● **EXTRACTED RECORDS**:
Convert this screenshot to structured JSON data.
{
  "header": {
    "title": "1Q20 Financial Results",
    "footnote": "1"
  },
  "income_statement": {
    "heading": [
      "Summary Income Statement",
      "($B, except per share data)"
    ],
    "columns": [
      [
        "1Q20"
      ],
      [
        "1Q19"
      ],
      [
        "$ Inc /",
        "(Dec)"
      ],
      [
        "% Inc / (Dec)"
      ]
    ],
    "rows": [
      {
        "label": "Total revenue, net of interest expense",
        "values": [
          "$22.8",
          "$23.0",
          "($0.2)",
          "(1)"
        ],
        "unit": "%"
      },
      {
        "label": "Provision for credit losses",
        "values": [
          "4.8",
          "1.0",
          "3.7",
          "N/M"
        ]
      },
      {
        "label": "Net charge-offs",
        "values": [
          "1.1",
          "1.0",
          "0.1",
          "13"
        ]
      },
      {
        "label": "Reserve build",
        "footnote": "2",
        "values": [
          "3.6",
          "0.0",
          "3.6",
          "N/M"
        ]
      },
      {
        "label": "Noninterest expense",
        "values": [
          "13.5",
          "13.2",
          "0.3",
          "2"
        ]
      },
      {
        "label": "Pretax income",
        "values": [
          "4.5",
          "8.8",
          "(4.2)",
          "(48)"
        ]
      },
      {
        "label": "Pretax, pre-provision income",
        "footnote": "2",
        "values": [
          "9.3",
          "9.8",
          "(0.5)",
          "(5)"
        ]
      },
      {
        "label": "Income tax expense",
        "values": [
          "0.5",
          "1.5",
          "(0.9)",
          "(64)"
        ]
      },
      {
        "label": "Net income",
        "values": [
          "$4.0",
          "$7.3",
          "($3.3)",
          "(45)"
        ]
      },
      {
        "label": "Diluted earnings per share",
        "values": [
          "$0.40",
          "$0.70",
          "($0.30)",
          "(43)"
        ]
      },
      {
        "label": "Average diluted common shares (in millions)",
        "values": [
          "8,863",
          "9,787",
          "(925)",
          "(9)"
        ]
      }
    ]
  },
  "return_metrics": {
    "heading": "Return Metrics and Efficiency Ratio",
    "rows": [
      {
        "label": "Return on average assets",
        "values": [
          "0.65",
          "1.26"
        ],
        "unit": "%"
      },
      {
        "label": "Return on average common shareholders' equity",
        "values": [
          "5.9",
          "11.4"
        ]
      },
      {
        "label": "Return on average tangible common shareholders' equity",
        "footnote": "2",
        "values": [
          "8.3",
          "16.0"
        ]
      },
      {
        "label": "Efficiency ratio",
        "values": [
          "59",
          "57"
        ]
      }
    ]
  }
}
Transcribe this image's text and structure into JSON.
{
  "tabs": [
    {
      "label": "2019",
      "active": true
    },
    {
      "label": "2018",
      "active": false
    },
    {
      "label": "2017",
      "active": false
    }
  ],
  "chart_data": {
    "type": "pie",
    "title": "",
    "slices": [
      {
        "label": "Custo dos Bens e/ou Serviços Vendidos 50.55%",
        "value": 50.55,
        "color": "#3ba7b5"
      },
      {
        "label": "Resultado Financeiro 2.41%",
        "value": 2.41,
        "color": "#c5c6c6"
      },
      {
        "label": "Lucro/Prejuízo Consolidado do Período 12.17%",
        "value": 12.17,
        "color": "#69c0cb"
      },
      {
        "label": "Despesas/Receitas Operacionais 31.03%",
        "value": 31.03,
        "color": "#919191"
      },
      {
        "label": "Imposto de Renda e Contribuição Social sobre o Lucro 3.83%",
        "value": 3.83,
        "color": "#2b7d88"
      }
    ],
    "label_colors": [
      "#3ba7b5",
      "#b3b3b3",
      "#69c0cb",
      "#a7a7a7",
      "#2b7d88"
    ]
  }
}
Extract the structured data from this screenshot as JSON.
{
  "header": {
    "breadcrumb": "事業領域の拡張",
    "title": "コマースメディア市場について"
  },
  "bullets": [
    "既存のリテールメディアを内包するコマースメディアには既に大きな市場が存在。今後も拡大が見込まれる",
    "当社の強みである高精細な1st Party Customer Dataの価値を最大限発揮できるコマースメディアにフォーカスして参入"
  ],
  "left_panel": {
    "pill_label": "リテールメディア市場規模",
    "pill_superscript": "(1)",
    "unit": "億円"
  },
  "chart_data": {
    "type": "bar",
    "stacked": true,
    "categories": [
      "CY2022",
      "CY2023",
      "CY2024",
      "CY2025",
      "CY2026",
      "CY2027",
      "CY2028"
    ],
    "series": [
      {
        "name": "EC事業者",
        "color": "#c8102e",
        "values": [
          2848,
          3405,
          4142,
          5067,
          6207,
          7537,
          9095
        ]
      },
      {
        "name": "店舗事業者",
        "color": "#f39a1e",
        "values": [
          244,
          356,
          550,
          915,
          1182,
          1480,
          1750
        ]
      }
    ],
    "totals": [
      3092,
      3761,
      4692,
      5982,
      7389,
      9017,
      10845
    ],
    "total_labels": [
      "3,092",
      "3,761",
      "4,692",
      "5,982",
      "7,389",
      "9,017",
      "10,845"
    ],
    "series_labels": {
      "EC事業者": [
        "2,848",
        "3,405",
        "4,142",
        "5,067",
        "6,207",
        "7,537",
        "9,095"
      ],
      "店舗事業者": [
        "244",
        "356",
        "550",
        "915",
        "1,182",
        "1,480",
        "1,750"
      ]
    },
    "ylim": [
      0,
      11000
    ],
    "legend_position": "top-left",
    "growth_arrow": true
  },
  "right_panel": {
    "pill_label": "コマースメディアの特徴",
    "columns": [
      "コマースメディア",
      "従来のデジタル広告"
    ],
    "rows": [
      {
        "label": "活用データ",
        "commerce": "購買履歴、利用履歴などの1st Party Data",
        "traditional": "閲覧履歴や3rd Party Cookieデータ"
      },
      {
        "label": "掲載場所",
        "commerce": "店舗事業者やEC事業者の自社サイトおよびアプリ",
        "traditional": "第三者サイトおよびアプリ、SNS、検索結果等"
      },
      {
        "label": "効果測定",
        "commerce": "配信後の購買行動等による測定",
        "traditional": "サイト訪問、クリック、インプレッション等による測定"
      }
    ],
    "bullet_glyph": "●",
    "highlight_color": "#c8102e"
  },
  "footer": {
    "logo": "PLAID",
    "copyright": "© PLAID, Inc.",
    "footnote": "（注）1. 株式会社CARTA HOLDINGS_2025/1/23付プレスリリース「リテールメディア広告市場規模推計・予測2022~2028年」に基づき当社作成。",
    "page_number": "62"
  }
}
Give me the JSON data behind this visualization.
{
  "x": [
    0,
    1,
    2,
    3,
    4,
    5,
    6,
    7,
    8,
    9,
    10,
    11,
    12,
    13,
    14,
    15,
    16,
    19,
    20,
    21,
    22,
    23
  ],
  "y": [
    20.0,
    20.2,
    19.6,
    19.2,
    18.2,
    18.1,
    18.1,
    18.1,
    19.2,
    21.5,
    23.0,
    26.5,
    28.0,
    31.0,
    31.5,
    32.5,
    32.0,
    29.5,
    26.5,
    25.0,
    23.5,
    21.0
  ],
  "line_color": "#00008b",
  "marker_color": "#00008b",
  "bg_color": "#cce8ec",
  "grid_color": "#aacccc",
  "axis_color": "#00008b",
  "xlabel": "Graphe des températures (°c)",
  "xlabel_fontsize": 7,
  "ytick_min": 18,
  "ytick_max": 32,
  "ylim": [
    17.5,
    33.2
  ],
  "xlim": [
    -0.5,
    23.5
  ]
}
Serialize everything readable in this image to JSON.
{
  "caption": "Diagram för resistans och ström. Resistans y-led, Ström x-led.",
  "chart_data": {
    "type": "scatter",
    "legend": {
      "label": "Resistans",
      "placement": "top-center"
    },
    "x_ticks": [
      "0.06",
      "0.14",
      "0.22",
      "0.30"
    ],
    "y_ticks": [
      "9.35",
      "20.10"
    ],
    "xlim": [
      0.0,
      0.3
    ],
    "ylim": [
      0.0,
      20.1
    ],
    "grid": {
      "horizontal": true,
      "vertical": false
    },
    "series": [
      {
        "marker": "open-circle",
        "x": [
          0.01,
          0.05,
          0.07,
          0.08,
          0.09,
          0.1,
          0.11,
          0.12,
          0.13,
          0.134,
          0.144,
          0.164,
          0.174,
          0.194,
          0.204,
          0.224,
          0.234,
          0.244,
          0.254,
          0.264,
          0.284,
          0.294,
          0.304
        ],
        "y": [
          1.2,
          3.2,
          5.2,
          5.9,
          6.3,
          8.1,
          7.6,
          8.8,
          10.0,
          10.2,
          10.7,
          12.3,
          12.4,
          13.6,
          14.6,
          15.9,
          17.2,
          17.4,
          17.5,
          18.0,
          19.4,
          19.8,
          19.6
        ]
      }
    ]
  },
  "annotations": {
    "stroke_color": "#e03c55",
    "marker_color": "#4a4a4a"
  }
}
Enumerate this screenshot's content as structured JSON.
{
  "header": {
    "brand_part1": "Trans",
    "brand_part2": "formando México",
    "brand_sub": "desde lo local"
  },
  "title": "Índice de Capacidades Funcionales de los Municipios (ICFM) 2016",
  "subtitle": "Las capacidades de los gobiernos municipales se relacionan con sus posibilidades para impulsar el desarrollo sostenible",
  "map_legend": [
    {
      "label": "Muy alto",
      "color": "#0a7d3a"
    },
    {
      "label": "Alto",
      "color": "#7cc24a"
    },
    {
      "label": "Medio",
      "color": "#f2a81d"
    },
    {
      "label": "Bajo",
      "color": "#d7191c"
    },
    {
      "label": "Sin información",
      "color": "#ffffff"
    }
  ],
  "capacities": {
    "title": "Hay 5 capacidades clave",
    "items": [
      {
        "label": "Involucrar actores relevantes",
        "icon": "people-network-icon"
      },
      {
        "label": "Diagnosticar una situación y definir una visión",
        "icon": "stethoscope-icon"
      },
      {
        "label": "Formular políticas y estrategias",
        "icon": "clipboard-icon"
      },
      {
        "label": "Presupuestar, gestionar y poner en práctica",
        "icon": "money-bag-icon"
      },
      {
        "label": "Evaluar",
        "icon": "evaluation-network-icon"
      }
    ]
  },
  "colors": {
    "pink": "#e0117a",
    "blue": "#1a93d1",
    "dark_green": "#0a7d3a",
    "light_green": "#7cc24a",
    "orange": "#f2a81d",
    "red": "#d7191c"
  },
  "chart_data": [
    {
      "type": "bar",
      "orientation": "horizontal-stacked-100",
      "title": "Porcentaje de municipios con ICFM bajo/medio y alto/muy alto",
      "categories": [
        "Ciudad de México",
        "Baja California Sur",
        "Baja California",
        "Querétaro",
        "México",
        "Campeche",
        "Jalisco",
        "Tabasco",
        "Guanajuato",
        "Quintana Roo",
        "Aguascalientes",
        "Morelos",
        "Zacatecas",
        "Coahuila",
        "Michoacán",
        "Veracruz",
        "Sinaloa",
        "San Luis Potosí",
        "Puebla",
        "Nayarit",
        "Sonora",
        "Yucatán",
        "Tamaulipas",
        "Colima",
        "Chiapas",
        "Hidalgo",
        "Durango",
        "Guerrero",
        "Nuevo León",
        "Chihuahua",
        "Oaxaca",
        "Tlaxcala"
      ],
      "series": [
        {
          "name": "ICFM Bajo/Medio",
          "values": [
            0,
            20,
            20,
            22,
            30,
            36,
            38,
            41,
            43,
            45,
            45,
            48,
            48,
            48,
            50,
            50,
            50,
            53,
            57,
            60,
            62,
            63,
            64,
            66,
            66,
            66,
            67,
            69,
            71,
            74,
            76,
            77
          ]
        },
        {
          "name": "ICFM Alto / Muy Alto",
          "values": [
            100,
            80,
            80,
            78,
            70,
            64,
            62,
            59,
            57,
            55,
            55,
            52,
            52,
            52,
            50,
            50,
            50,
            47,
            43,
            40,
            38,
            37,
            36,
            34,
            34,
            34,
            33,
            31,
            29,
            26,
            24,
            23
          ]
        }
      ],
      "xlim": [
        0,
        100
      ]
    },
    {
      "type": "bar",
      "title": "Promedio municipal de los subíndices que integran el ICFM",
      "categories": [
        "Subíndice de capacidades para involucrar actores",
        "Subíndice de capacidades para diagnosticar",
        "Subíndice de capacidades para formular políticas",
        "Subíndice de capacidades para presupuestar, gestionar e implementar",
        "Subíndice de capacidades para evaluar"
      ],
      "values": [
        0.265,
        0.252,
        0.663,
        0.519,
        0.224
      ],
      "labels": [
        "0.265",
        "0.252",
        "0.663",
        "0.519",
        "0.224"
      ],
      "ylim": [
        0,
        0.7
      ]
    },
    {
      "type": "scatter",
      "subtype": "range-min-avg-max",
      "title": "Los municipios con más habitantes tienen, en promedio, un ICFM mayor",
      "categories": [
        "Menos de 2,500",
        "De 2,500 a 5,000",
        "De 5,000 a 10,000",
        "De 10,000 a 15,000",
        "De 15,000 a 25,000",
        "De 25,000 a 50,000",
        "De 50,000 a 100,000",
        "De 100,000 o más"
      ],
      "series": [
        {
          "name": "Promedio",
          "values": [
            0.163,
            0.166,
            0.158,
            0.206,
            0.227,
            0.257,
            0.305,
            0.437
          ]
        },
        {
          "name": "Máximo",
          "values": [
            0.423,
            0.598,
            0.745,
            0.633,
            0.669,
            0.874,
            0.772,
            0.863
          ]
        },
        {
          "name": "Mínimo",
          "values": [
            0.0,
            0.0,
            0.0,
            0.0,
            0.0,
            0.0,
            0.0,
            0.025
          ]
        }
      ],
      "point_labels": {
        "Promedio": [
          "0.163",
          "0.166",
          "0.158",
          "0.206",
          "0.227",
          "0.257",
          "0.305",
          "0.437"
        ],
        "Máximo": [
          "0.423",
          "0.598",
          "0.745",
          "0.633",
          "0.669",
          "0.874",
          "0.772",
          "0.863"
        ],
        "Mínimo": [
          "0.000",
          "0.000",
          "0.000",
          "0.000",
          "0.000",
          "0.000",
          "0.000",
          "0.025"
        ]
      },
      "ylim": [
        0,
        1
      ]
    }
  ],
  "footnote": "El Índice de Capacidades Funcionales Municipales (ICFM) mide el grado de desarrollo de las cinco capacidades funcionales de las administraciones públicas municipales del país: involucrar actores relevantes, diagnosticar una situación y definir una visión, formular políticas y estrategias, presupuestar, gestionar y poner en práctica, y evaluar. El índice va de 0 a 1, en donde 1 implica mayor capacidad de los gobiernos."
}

● **SHORT TASK**: Review the preceding data and report every line that includes the string "Pretax".

● **EXERCISE OUTPUT**:
        "label": "Pretax income",
        "label": "Pretax, pre-provision income",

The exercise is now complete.